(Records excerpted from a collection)
※

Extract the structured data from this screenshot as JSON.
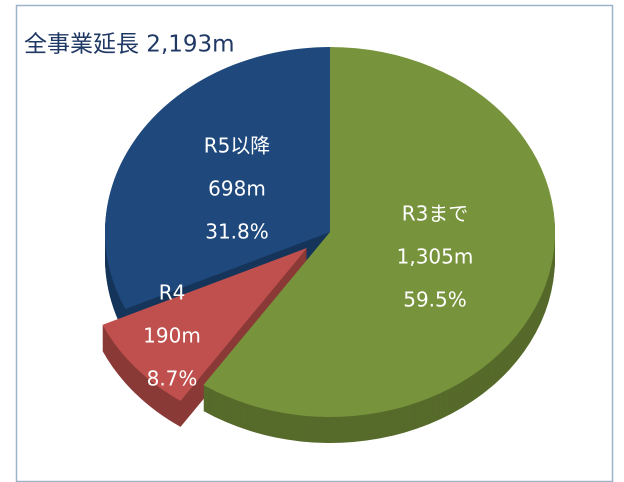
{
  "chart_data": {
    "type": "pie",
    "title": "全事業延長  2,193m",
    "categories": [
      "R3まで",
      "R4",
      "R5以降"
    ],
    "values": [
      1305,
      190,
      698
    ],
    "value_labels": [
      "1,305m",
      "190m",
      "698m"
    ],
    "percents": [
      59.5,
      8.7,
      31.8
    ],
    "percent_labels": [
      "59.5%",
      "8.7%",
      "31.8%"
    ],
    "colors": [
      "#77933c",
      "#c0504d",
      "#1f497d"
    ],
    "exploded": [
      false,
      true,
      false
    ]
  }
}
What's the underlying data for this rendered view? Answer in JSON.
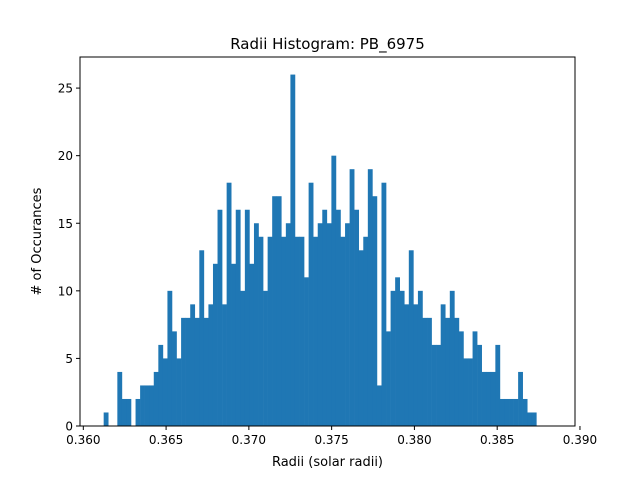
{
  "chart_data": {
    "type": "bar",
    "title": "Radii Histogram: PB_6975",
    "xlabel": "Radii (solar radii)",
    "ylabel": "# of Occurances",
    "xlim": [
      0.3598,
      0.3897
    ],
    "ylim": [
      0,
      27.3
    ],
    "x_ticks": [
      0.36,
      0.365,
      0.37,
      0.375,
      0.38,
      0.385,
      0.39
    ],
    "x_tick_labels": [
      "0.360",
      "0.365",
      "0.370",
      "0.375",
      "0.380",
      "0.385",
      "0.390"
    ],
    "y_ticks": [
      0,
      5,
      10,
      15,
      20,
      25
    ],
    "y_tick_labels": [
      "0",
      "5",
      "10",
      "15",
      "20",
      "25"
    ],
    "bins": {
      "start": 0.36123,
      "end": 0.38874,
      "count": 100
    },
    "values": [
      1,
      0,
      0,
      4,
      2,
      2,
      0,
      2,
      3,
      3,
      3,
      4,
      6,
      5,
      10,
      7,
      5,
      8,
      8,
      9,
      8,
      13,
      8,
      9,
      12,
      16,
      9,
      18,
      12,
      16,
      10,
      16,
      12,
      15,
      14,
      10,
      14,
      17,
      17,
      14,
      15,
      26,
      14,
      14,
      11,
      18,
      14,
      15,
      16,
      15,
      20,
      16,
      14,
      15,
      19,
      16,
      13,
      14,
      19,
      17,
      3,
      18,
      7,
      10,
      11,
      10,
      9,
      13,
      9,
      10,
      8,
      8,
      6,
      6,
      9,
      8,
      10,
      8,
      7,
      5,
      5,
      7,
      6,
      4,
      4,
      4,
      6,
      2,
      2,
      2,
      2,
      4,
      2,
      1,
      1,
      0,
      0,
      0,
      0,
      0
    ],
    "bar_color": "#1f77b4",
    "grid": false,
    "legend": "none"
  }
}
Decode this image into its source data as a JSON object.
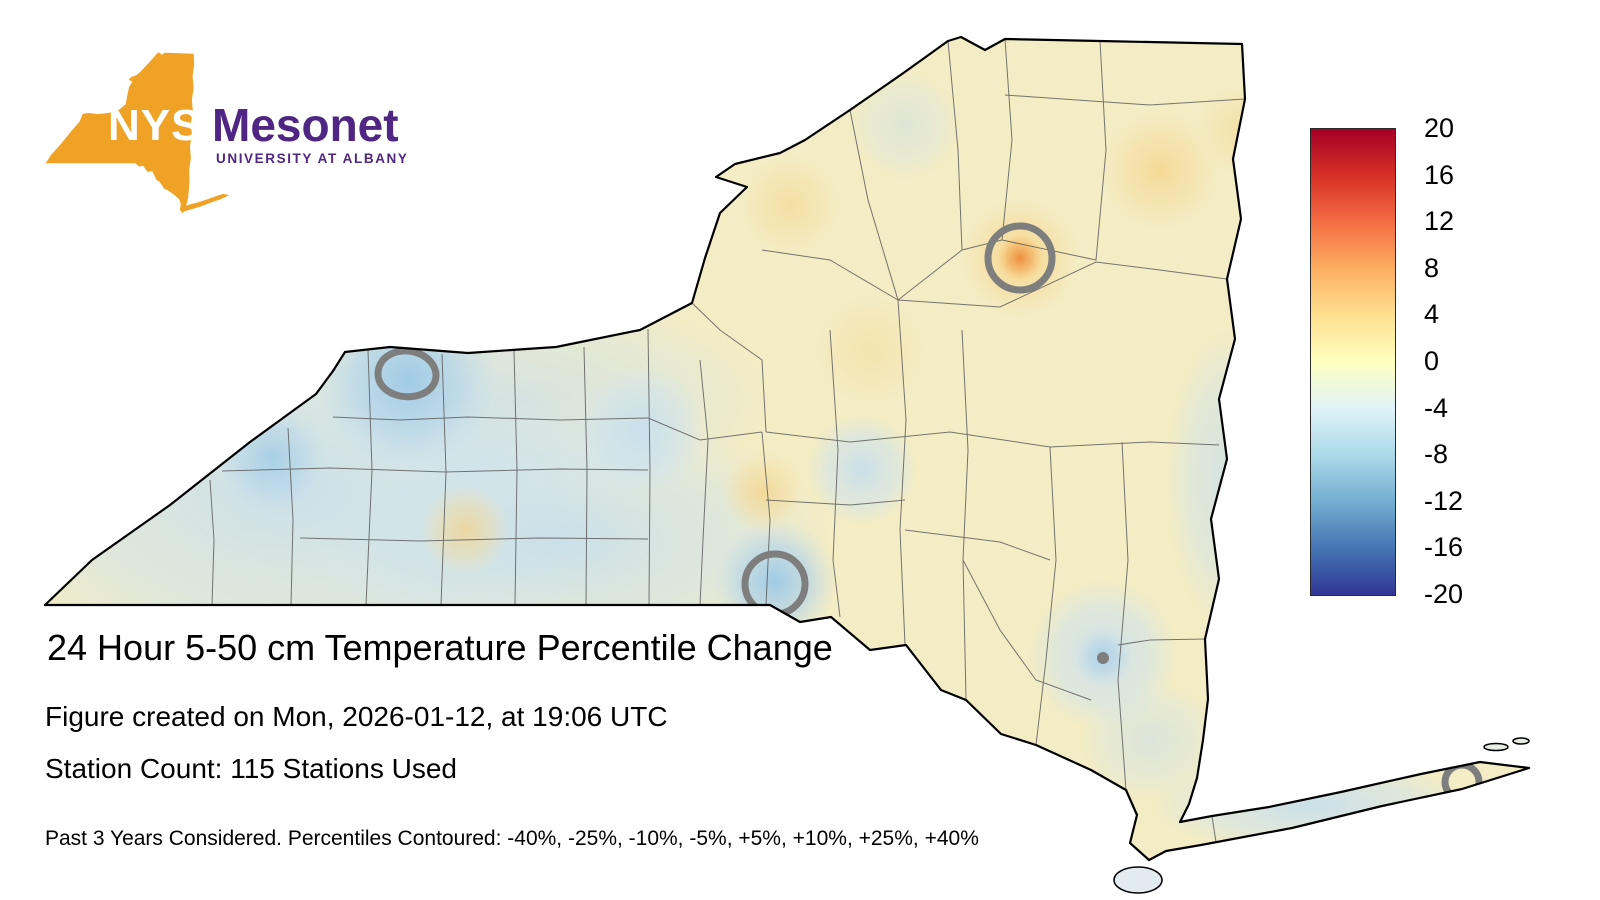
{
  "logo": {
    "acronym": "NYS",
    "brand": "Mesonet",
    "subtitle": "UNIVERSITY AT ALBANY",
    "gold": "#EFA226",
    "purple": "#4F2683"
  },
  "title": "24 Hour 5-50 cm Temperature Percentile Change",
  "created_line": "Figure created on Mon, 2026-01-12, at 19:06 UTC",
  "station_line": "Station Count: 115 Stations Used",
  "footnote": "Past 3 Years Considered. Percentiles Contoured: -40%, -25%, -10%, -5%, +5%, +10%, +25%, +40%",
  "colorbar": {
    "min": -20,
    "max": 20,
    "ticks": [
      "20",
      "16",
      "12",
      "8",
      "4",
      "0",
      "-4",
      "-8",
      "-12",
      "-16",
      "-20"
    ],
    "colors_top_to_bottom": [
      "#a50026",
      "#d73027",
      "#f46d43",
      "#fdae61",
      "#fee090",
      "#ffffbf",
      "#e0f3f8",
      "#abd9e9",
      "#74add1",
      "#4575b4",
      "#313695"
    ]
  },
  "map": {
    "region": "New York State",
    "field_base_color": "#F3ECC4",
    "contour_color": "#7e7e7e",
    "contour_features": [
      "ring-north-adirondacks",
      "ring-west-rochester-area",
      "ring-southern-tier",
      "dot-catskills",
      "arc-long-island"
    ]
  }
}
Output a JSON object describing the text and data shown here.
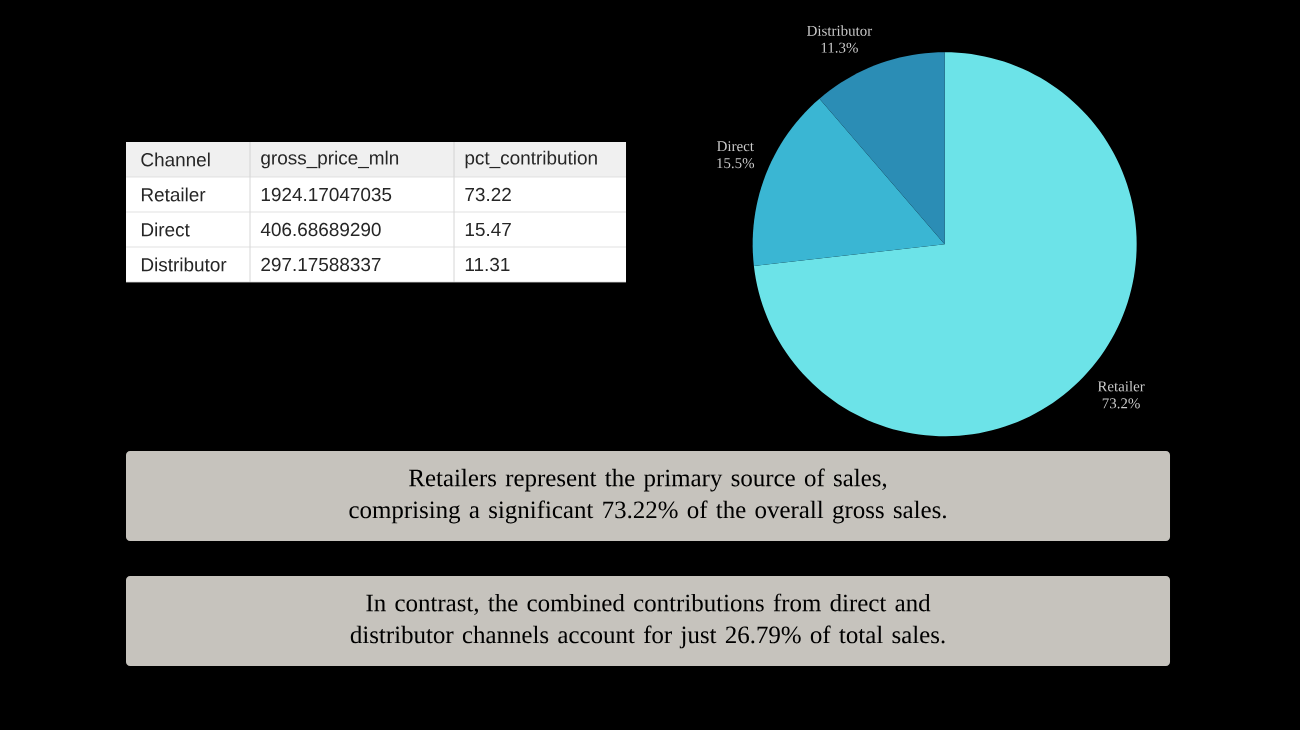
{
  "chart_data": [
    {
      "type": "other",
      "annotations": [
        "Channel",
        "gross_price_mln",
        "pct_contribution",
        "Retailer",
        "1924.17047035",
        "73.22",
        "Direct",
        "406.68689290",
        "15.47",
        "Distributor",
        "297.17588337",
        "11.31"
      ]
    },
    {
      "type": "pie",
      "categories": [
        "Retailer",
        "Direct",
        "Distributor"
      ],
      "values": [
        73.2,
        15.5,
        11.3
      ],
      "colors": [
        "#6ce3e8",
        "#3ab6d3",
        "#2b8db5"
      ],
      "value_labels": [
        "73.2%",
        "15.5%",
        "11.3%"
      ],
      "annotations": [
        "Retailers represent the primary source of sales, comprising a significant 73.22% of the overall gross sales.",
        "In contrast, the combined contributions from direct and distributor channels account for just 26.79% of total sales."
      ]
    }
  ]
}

※

Copy every line that includes the string "source" from the material above.

Correct output
Decode this image into its source data as a JSON object.
        "Retailers represent the primary source of sales, comprising a significant 73.22% of the overall gross sales.",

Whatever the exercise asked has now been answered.